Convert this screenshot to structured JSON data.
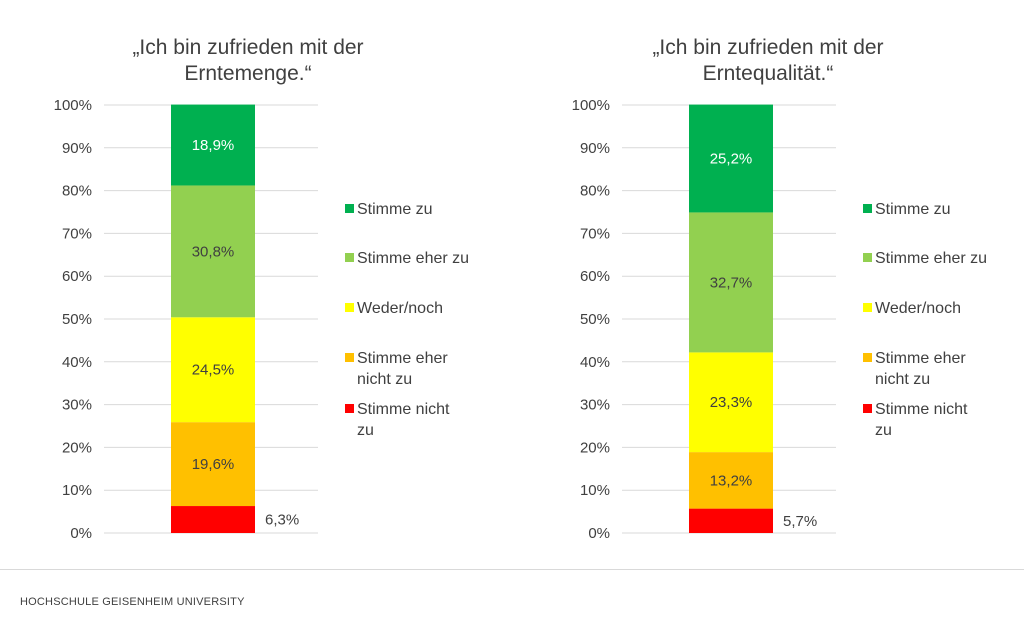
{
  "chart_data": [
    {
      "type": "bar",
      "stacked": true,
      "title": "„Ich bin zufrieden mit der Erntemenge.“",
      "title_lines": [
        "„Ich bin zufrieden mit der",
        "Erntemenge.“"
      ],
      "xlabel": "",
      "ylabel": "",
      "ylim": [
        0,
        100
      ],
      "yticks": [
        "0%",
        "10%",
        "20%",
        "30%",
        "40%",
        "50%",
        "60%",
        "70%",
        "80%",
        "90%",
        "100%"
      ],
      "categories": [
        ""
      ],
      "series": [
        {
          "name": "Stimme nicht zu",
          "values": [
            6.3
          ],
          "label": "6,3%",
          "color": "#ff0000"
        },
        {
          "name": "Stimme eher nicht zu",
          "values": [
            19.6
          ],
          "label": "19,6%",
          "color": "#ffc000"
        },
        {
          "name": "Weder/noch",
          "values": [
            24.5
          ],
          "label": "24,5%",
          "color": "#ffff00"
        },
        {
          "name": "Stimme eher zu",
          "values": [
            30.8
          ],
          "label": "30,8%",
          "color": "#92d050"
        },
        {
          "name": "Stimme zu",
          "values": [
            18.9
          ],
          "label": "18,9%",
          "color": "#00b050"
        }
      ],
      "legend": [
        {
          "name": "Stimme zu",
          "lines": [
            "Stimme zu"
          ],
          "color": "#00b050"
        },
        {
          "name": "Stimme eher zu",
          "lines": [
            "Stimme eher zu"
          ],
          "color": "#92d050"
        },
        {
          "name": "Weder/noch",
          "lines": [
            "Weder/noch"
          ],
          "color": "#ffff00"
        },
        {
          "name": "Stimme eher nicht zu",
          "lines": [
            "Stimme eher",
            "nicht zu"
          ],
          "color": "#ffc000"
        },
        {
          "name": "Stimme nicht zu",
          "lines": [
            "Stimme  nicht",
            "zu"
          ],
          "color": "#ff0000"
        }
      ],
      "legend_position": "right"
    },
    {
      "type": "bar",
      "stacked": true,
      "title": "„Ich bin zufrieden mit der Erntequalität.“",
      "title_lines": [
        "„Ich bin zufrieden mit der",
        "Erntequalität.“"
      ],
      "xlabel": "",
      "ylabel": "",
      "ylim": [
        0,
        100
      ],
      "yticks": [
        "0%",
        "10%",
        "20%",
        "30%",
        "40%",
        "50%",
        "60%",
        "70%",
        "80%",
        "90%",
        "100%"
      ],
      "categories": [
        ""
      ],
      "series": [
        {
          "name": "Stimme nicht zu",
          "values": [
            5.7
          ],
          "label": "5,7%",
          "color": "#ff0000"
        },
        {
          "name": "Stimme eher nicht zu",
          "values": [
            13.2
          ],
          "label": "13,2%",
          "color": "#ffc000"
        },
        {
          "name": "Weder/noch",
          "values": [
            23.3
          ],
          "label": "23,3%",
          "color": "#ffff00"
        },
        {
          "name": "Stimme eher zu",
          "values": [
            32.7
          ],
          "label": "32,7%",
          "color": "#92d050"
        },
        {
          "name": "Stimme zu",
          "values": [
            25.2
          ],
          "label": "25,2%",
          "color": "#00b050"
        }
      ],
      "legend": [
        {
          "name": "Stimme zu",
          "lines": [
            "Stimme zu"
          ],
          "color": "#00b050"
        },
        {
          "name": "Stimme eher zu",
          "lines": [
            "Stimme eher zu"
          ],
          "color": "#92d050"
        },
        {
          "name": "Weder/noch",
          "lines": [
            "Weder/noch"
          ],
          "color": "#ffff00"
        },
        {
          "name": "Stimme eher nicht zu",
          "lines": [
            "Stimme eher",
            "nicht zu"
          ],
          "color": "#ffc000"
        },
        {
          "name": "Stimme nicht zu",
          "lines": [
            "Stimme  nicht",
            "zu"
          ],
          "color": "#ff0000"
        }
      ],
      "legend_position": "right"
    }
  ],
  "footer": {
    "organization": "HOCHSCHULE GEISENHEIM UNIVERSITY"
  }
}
...
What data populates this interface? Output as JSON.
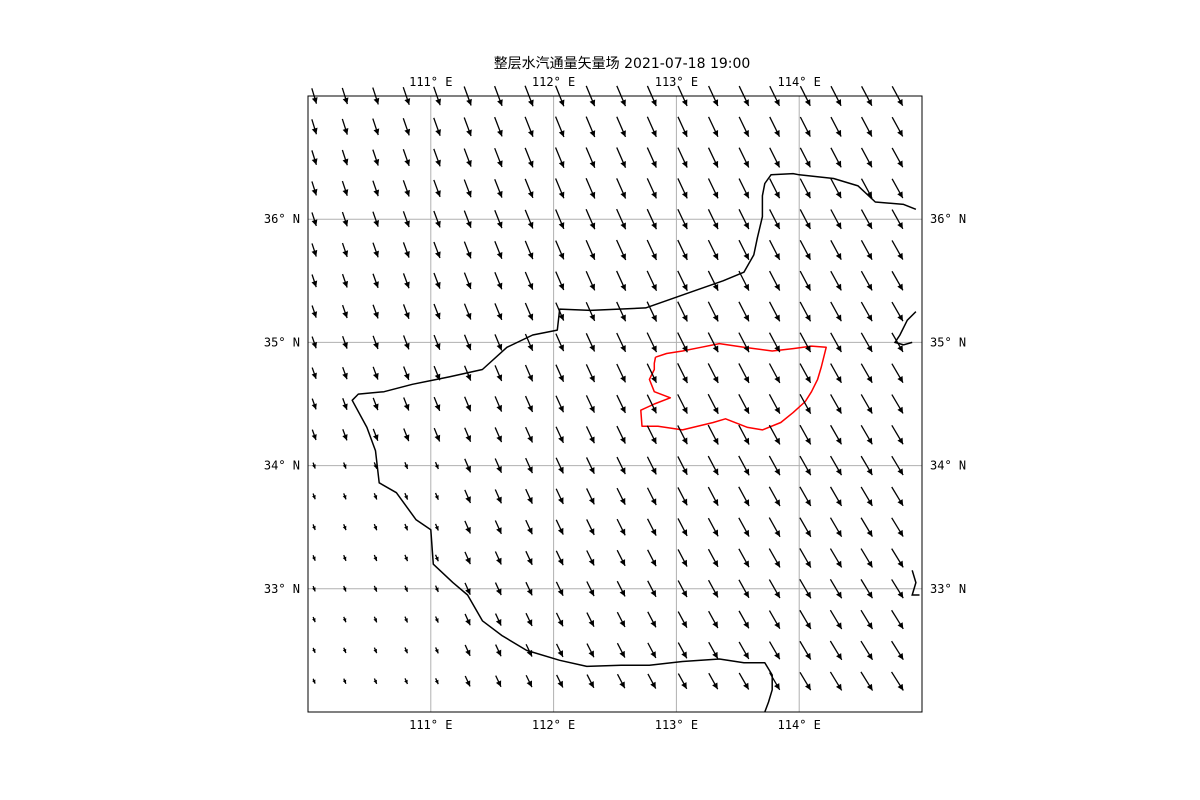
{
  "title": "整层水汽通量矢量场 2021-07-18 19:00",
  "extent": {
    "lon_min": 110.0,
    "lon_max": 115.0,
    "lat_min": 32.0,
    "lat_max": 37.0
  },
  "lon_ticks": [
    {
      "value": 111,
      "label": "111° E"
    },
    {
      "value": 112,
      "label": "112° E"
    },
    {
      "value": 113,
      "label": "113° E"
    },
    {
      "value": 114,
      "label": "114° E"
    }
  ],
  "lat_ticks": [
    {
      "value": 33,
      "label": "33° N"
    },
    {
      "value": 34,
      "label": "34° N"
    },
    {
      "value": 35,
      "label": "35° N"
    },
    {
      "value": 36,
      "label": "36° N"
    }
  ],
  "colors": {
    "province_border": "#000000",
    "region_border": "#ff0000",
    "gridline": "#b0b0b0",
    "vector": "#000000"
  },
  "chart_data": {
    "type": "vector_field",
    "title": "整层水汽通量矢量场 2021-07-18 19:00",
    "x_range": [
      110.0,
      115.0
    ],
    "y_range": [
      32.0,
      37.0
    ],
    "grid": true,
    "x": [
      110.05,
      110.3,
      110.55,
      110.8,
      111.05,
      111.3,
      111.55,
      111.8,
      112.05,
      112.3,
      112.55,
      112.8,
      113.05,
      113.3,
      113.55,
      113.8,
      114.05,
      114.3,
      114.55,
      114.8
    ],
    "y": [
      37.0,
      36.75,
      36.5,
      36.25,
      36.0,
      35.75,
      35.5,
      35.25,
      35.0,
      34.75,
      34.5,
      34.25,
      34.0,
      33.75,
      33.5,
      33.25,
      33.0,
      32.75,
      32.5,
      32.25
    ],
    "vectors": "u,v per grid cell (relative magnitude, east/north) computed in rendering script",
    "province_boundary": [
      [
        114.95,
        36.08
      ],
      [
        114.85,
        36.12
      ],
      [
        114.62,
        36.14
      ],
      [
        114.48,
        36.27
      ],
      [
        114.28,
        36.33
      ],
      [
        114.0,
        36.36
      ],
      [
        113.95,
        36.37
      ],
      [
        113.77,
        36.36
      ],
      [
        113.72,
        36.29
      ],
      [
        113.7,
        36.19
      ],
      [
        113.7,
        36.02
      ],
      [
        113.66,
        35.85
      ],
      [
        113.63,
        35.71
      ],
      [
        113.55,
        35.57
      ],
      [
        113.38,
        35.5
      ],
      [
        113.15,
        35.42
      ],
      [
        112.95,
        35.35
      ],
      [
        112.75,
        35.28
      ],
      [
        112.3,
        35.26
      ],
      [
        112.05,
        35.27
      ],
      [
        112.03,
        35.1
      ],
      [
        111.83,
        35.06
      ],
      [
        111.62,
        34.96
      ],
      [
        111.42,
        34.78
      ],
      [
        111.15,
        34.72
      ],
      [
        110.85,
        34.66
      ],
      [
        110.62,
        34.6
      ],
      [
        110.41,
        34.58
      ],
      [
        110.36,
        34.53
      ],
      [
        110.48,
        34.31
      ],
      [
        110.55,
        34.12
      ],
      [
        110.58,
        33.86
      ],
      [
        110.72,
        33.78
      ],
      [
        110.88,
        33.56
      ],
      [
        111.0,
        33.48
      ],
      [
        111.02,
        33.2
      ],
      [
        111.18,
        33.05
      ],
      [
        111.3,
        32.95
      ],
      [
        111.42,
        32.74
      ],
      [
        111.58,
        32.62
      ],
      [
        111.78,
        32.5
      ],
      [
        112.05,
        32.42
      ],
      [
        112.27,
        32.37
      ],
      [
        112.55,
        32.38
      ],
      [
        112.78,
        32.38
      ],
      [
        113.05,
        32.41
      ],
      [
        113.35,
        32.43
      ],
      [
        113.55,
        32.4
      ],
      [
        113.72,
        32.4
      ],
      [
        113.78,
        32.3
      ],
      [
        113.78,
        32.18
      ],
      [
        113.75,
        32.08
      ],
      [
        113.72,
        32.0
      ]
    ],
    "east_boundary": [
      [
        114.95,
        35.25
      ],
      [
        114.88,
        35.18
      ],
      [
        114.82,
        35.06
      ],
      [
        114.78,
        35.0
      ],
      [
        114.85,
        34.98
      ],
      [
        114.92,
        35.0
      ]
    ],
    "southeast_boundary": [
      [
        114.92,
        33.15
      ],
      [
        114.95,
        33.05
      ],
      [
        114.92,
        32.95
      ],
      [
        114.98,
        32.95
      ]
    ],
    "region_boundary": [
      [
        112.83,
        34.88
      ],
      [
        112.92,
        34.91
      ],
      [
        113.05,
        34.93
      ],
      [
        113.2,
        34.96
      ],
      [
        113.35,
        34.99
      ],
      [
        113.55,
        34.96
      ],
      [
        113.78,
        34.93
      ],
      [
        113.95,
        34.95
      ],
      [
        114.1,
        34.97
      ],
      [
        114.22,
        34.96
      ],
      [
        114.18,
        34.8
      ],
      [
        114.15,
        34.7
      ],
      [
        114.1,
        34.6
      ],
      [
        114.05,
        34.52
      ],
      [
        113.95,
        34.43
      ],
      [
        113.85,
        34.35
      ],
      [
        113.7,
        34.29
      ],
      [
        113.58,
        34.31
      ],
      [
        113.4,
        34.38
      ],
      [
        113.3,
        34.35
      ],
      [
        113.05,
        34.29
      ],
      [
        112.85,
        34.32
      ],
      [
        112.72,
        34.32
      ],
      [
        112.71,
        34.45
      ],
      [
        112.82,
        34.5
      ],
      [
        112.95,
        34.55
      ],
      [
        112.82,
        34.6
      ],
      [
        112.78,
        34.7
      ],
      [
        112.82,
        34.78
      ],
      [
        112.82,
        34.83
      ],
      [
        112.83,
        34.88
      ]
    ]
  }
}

§ Problem requirements
Give only the count of lines in which the string "Erntemenge" appears.

§ Complete response
2